> [WHAT YOU ARE ASKED TO DO]
Looking at the data below, count the lines that contain the string "name". Write only the total.

--*--

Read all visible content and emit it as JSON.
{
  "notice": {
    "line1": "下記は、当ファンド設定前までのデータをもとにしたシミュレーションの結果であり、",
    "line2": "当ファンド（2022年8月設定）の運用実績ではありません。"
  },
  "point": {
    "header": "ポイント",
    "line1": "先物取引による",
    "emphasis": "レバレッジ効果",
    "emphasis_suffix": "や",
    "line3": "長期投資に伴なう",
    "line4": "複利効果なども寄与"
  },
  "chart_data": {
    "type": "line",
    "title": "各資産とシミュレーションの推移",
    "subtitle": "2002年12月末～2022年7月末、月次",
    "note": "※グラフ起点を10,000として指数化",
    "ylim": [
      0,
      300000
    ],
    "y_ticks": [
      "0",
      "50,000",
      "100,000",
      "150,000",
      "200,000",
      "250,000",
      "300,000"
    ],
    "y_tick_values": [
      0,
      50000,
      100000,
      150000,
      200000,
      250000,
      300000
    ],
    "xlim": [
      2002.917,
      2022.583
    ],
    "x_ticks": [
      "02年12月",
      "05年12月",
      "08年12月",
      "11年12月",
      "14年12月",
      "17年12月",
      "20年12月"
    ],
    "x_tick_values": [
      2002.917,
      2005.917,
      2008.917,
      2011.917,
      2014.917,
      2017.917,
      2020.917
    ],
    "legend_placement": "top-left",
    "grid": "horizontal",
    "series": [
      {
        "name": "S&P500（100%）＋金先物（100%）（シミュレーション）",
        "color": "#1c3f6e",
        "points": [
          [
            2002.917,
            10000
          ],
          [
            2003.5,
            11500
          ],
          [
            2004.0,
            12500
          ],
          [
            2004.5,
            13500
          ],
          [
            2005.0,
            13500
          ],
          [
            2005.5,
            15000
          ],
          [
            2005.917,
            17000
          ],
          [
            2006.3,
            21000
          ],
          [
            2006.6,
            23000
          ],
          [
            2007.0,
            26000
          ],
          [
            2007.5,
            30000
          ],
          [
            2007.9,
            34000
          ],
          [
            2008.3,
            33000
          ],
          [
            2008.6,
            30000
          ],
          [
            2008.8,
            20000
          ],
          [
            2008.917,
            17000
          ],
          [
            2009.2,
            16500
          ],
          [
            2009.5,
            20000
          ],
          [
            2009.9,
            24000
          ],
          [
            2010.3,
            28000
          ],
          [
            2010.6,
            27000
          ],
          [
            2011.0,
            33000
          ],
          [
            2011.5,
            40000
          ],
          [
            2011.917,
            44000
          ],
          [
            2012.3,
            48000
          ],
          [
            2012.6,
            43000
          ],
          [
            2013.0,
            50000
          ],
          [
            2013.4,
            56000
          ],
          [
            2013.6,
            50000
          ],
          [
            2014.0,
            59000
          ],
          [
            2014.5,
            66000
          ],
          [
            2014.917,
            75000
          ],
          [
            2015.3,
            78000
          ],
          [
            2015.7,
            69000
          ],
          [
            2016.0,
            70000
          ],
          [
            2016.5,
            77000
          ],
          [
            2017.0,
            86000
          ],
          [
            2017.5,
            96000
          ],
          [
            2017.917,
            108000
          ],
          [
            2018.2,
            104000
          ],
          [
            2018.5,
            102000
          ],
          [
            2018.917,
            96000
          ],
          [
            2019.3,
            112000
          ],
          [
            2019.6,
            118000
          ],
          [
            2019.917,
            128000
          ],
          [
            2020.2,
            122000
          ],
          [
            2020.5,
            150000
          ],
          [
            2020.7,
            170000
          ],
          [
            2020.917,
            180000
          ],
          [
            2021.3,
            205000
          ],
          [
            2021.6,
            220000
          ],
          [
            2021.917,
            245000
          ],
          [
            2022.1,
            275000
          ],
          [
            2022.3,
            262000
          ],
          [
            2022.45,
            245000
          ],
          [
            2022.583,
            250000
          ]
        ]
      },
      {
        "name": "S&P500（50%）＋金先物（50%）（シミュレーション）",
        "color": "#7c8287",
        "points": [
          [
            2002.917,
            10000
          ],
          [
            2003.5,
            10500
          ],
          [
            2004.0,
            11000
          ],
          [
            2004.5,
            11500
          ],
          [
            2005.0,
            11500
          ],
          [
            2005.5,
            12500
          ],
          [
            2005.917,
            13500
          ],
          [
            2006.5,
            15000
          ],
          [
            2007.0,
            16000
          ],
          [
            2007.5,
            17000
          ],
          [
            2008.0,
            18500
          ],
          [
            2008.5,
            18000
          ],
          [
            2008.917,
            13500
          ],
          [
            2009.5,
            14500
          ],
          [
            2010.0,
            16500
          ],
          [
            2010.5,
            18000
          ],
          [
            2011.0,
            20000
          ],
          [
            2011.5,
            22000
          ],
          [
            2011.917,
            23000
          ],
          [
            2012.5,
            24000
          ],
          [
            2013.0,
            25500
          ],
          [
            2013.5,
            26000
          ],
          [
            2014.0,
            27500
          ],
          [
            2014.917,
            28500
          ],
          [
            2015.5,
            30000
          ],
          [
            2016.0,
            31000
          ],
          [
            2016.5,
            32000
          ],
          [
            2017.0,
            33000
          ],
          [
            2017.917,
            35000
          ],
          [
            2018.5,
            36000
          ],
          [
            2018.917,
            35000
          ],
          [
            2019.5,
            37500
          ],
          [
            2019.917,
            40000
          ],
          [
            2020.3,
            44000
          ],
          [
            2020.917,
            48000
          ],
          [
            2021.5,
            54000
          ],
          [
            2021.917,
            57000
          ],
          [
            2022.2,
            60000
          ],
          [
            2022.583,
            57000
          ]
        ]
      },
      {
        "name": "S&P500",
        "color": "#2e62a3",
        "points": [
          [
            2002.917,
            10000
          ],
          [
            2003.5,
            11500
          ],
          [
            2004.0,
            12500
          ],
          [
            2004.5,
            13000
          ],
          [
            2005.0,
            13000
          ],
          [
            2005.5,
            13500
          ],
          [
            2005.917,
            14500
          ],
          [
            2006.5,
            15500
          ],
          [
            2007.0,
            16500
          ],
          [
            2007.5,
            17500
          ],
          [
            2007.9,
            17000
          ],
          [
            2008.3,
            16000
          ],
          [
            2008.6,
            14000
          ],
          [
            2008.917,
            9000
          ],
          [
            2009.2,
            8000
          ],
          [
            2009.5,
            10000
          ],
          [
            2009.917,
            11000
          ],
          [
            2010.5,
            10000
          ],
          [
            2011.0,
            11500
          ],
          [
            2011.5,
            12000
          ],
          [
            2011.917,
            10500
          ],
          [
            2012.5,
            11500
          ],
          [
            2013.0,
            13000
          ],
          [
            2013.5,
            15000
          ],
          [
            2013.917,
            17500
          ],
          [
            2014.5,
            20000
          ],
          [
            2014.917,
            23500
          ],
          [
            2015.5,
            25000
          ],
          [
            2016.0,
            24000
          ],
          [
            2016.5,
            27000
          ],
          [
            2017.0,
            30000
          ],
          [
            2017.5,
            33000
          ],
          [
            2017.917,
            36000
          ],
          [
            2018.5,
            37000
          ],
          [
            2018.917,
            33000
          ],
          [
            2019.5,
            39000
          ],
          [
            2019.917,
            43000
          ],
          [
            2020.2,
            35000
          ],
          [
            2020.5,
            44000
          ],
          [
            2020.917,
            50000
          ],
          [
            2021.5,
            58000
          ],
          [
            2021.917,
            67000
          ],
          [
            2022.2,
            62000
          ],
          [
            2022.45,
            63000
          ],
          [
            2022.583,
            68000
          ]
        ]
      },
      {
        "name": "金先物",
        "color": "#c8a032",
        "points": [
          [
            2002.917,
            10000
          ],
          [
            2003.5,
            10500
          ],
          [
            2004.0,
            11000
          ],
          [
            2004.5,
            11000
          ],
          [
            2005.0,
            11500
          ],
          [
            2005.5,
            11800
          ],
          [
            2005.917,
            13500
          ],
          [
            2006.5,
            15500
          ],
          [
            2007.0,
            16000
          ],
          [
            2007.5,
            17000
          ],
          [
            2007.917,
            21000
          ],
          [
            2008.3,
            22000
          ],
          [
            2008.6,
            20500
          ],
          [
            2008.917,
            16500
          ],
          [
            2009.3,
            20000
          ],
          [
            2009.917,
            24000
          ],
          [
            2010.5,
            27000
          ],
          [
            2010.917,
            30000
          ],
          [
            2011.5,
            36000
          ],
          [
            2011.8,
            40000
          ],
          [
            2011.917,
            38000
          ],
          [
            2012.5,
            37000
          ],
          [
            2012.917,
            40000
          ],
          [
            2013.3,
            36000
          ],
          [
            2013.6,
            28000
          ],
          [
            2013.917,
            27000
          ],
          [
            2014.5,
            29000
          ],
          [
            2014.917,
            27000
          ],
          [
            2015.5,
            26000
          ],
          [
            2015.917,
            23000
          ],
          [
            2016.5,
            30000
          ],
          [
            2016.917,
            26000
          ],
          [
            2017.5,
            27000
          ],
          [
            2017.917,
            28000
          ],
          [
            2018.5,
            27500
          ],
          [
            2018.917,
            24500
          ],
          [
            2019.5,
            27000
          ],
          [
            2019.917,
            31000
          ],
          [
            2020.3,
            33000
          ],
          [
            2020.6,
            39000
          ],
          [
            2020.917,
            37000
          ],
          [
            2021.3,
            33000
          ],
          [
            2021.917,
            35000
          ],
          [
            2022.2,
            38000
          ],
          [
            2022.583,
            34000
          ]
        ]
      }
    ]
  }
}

--*--

> [FINISHED EXERCISE]
4